WRITTEN INSTRUCTION: Lines holding the string "night" are the ones to copy; find them all in the data.

[Dataset items]
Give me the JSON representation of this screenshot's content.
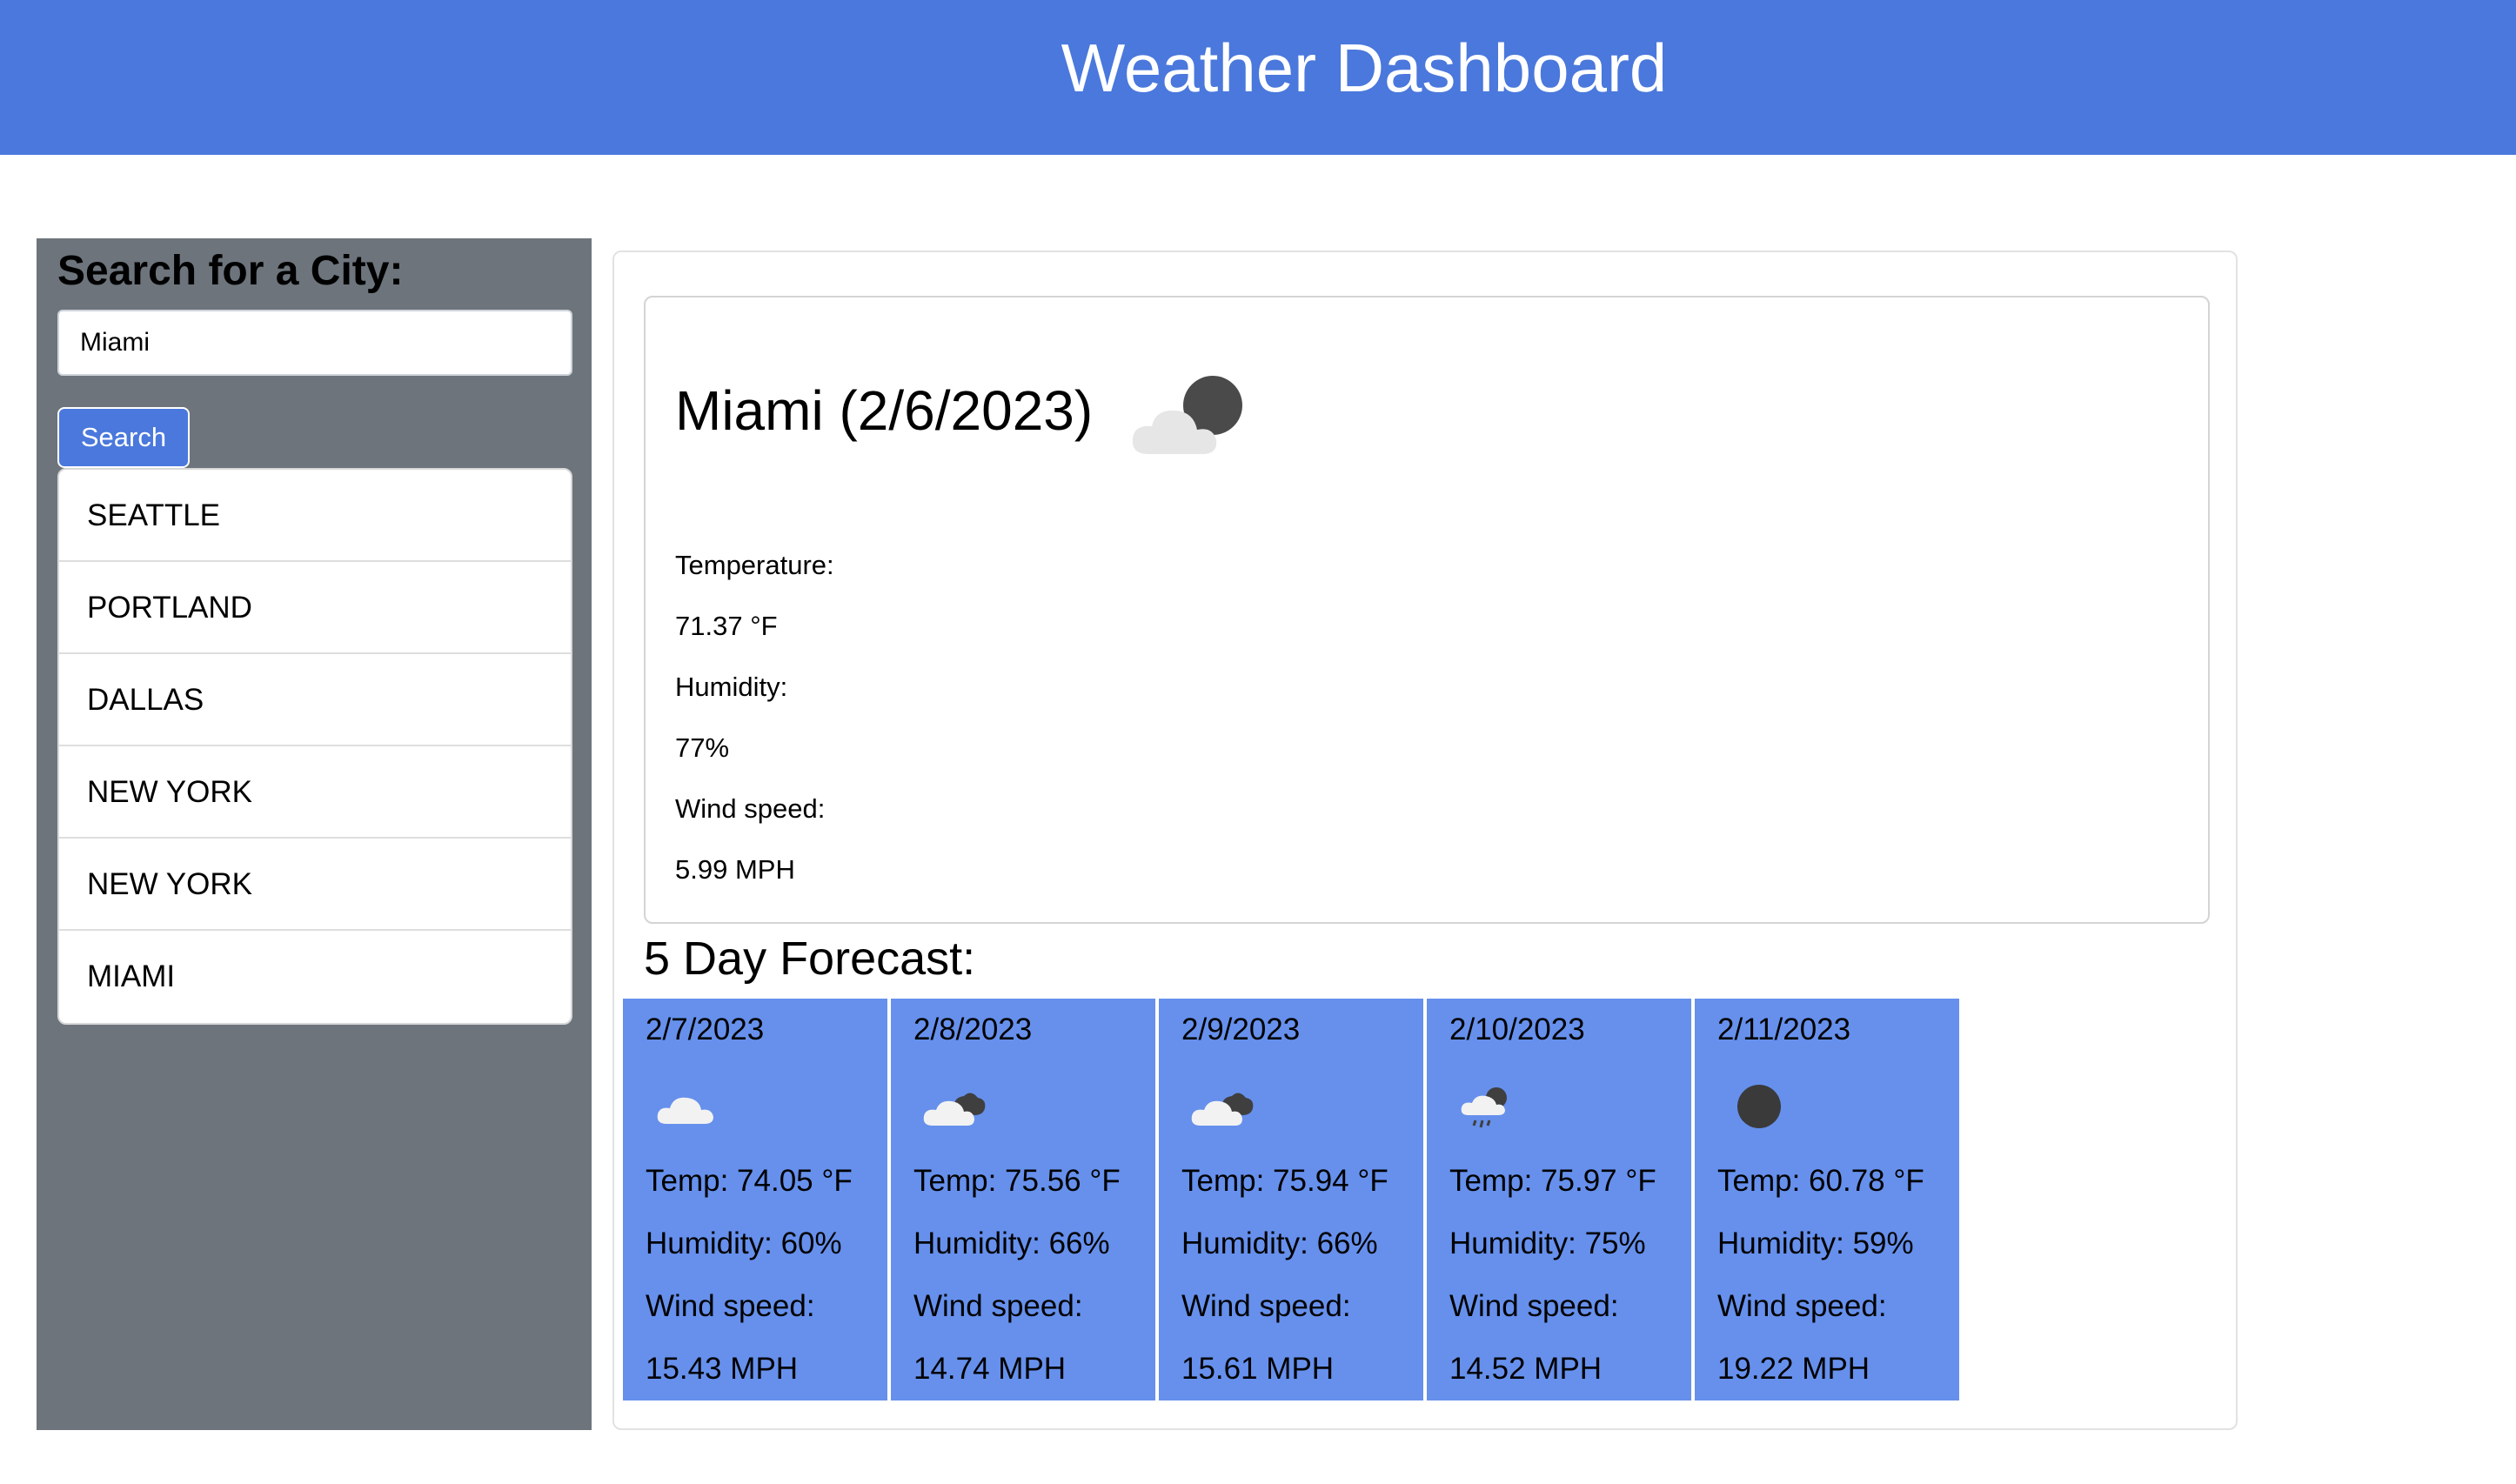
{
  "header": {
    "title": "Weather Dashboard"
  },
  "sidebar": {
    "search_title": "Search for a City:",
    "search_value": "Miami",
    "search_button": "Search",
    "cities": [
      "SEATTLE",
      "PORTLAND",
      "DALLAS",
      "NEW YORK",
      "NEW YORK",
      "MIAMI"
    ]
  },
  "current": {
    "title": "Miami (2/6/2023)",
    "icon": "cloud-night-icon",
    "temperature_label": "Temperature:",
    "temperature_value": "71.37 °F",
    "humidity_label": "Humidity:",
    "humidity_value": "77%",
    "wind_label": "Wind speed:",
    "wind_value": "5.99 MPH"
  },
  "forecast": {
    "heading": "5 Day Forecast:",
    "days": [
      {
        "date": "2/7/2023",
        "icon": "cloud-icon",
        "temp": "Temp: 74.05 °F",
        "humidity": "Humidity: 60%",
        "wind_label": "Wind speed:",
        "wind_value": "15.43 MPH"
      },
      {
        "date": "2/8/2023",
        "icon": "broken-clouds-icon",
        "temp": "Temp: 75.56 °F",
        "humidity": "Humidity: 66%",
        "wind_label": "Wind speed:",
        "wind_value": "14.74 MPH"
      },
      {
        "date": "2/9/2023",
        "icon": "broken-clouds-icon",
        "temp": "Temp: 75.94 °F",
        "humidity": "Humidity: 66%",
        "wind_label": "Wind speed:",
        "wind_value": "15.61 MPH"
      },
      {
        "date": "2/10/2023",
        "icon": "rain-icon",
        "temp": "Temp: 75.97 °F",
        "humidity": "Humidity: 75%",
        "wind_label": "Wind speed:",
        "wind_value": "14.52 MPH"
      },
      {
        "date": "2/11/2023",
        "icon": "clear-night-icon",
        "temp": "Temp: 60.78 °F",
        "humidity": "Humidity: 59%",
        "wind_label": "Wind speed:",
        "wind_value": "19.22 MPH"
      }
    ]
  },
  "colors": {
    "header_bg": "#4a78dc",
    "sidebar_bg": "#6d747c",
    "forecast_card_bg": "#6690ec",
    "button_bg": "#4a78dc"
  }
}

OUTPUT FOR THIS TASK:
    "icon": "cloud-night-icon",
        "icon": "clear-night-icon",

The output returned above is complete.